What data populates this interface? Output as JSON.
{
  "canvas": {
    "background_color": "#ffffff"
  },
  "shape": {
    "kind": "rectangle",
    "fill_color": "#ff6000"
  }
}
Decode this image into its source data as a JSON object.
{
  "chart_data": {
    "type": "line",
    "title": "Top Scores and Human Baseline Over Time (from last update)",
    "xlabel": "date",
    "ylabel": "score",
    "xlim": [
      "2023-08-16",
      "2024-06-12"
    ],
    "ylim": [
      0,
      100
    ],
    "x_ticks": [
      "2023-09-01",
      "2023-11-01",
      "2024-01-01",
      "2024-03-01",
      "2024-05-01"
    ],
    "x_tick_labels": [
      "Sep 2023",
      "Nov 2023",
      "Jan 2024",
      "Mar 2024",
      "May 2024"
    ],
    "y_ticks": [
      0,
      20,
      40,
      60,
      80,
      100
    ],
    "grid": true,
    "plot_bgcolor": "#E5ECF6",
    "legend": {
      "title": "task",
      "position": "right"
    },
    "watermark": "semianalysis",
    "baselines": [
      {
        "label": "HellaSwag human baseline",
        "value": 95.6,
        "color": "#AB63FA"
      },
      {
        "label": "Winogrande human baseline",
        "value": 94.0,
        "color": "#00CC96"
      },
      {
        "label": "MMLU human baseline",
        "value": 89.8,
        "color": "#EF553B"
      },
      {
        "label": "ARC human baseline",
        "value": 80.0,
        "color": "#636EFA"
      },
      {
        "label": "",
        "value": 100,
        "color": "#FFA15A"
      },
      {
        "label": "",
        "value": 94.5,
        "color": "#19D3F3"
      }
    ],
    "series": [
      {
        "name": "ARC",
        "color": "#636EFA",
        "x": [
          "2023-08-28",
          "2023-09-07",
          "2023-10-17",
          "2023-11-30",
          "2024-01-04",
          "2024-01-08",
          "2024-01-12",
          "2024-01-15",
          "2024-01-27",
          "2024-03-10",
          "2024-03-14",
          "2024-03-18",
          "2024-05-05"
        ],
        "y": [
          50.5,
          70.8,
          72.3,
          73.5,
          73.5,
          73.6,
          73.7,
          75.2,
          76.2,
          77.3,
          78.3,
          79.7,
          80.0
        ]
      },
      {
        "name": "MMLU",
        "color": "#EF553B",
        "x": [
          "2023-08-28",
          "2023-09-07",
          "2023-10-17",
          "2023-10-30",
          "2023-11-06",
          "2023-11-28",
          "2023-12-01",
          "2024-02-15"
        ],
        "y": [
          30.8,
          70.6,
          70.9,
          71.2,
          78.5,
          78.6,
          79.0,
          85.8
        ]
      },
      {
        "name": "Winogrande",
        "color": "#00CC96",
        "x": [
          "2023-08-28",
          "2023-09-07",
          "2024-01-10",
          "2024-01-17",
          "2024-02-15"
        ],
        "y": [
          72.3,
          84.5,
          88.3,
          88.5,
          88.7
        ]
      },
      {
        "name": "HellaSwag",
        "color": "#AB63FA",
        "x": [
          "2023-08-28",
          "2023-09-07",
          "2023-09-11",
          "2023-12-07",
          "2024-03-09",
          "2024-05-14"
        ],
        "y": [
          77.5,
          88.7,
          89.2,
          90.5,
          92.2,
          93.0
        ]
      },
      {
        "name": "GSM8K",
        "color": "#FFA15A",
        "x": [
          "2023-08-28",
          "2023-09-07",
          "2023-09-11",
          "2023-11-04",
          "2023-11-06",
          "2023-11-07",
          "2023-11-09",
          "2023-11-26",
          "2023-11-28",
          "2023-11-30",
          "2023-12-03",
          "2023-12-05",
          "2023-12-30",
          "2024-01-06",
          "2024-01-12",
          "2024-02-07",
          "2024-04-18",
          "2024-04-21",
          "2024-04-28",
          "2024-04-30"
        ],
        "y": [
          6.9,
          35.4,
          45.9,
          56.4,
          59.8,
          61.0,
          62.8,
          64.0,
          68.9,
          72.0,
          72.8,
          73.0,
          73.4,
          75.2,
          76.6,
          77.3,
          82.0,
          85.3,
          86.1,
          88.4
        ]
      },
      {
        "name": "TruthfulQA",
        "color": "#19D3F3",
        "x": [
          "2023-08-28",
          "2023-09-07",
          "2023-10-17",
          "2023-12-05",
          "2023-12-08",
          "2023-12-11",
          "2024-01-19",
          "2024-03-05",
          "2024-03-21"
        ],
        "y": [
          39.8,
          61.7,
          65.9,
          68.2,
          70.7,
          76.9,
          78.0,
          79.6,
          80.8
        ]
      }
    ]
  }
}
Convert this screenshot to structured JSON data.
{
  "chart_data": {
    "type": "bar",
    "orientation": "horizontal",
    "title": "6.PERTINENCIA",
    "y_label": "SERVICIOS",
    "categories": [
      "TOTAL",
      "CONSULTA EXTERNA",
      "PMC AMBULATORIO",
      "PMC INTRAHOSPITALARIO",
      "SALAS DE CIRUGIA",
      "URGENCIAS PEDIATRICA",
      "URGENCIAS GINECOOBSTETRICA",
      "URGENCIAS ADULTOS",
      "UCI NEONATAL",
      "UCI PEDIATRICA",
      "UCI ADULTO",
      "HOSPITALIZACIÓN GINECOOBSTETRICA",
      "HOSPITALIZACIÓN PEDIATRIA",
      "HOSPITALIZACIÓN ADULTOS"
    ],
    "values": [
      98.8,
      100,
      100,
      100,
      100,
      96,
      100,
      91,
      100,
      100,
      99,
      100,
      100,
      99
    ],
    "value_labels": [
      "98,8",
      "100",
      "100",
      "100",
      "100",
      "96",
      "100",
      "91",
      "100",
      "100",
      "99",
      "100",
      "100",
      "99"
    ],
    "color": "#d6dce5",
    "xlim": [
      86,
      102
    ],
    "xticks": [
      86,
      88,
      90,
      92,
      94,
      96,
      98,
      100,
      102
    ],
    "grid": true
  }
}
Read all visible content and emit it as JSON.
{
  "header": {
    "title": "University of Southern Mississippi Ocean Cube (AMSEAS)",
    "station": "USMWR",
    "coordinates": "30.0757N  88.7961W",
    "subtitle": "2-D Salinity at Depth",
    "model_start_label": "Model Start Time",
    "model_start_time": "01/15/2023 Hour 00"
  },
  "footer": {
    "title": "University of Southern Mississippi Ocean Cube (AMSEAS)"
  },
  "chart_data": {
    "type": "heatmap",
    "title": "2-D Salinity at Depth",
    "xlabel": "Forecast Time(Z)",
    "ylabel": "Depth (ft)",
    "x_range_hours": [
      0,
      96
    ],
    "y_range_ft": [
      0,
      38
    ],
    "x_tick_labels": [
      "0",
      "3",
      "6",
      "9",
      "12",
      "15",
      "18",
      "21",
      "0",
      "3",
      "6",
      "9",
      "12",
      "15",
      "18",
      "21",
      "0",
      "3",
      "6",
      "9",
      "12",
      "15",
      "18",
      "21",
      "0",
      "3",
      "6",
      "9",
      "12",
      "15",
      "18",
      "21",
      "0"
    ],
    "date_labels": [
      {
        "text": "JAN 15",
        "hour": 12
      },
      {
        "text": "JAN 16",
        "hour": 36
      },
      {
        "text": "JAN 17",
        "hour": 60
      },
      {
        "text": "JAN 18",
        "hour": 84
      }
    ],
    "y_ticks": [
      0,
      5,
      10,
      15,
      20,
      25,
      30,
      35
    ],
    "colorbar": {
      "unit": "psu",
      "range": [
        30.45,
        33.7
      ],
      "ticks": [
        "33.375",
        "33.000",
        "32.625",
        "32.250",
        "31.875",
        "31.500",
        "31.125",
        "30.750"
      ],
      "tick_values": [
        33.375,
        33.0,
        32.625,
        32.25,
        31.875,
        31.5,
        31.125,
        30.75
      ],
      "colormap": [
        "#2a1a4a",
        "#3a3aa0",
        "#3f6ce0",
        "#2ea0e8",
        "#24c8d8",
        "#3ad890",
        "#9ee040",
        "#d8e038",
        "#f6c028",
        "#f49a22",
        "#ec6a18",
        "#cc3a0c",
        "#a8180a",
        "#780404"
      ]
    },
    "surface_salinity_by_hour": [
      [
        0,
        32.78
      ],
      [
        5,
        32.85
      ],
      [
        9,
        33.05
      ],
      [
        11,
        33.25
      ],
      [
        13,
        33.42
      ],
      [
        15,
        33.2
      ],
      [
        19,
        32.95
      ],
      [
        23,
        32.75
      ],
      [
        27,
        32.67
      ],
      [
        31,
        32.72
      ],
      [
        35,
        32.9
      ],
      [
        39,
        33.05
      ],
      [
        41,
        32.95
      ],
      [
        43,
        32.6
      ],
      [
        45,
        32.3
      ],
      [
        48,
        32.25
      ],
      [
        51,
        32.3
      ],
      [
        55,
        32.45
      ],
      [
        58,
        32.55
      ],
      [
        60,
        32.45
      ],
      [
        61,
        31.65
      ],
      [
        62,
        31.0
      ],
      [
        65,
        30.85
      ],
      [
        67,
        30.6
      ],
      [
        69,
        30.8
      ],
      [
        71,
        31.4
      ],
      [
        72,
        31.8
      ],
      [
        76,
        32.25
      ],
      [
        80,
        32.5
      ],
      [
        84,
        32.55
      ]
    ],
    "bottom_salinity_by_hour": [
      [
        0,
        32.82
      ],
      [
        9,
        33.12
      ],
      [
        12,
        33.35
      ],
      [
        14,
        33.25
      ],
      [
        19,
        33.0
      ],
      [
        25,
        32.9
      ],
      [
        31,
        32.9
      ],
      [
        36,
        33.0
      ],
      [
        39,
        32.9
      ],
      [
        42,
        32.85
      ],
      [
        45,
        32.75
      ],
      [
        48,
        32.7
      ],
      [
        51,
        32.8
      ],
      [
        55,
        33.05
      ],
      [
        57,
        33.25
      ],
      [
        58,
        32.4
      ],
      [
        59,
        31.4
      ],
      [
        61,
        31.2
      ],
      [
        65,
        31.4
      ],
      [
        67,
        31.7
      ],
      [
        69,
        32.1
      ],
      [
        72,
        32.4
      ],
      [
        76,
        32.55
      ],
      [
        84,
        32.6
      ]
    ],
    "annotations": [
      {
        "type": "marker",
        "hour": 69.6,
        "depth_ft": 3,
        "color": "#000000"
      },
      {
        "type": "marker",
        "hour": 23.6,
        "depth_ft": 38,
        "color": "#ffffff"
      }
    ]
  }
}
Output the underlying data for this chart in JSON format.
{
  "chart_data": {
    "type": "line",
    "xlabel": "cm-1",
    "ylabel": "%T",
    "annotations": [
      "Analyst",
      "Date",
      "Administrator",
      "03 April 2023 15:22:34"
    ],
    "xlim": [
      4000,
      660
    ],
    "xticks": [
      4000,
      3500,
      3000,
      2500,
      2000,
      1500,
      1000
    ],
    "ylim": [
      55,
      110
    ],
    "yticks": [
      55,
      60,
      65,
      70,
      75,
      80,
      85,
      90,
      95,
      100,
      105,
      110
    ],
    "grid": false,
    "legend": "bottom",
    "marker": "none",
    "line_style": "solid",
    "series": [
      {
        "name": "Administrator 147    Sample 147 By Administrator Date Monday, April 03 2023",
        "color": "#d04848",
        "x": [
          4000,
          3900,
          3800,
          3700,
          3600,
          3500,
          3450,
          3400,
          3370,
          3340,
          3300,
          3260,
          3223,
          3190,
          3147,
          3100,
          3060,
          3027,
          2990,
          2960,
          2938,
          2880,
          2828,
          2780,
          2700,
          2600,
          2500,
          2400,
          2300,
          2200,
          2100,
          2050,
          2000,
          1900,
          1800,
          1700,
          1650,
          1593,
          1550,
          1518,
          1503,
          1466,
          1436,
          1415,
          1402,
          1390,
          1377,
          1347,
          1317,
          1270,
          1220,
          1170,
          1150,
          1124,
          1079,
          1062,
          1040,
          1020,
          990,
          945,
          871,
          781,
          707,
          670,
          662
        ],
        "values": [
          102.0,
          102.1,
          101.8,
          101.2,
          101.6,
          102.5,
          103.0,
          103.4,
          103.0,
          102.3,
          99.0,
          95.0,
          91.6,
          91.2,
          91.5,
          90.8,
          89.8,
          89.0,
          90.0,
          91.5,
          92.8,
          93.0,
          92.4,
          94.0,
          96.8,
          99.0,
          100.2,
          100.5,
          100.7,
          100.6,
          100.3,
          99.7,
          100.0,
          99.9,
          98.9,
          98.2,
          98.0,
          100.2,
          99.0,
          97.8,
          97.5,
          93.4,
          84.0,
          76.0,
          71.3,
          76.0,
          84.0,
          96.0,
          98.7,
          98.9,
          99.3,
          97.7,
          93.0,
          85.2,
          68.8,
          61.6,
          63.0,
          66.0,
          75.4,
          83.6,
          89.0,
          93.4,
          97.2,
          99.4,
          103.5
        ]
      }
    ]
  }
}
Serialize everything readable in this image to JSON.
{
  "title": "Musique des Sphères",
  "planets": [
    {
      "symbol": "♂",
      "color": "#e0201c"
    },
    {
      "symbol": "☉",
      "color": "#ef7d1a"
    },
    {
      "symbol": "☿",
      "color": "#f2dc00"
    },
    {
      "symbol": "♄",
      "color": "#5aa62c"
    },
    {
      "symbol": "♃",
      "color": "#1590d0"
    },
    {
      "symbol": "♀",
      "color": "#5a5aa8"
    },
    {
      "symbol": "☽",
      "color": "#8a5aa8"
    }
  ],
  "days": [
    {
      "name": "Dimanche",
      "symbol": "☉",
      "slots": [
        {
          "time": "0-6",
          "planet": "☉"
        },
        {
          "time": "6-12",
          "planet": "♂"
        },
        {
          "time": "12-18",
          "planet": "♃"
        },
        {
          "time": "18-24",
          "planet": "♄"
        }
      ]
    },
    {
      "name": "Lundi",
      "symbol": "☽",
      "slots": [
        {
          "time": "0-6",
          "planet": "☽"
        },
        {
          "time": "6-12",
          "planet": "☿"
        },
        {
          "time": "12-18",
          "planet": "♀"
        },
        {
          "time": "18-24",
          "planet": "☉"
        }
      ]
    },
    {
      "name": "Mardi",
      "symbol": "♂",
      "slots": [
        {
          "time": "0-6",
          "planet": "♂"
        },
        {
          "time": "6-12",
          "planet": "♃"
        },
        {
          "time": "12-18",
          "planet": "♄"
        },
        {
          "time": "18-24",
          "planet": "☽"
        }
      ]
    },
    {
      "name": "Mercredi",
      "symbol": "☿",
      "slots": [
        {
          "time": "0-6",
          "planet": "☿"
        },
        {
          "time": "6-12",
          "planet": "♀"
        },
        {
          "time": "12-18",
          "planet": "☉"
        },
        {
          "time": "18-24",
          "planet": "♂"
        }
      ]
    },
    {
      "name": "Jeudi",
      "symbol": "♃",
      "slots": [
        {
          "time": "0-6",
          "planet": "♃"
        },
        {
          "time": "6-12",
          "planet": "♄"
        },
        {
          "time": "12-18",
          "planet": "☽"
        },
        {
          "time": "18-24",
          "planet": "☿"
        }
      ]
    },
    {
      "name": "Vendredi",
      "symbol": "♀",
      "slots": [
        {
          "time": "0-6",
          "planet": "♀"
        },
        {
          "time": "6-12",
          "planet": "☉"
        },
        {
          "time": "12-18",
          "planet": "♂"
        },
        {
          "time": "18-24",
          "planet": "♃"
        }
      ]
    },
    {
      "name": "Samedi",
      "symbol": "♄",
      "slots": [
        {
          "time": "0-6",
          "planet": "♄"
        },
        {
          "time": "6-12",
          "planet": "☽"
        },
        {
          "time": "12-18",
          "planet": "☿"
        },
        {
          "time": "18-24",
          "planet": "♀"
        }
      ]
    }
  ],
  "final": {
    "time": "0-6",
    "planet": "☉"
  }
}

Description of the task:
Pick out the lines that contain "JSON" and copy them.

Response below:
What data populates this interface? Output as JSON.
Decode this image into its source data as a JSON object.
Convert this screenshot to structured JSON data.
Read all visible content and emit it as JSON.
Output the underlying data for this chart in JSON format.
Serialize everything readable in this image to JSON.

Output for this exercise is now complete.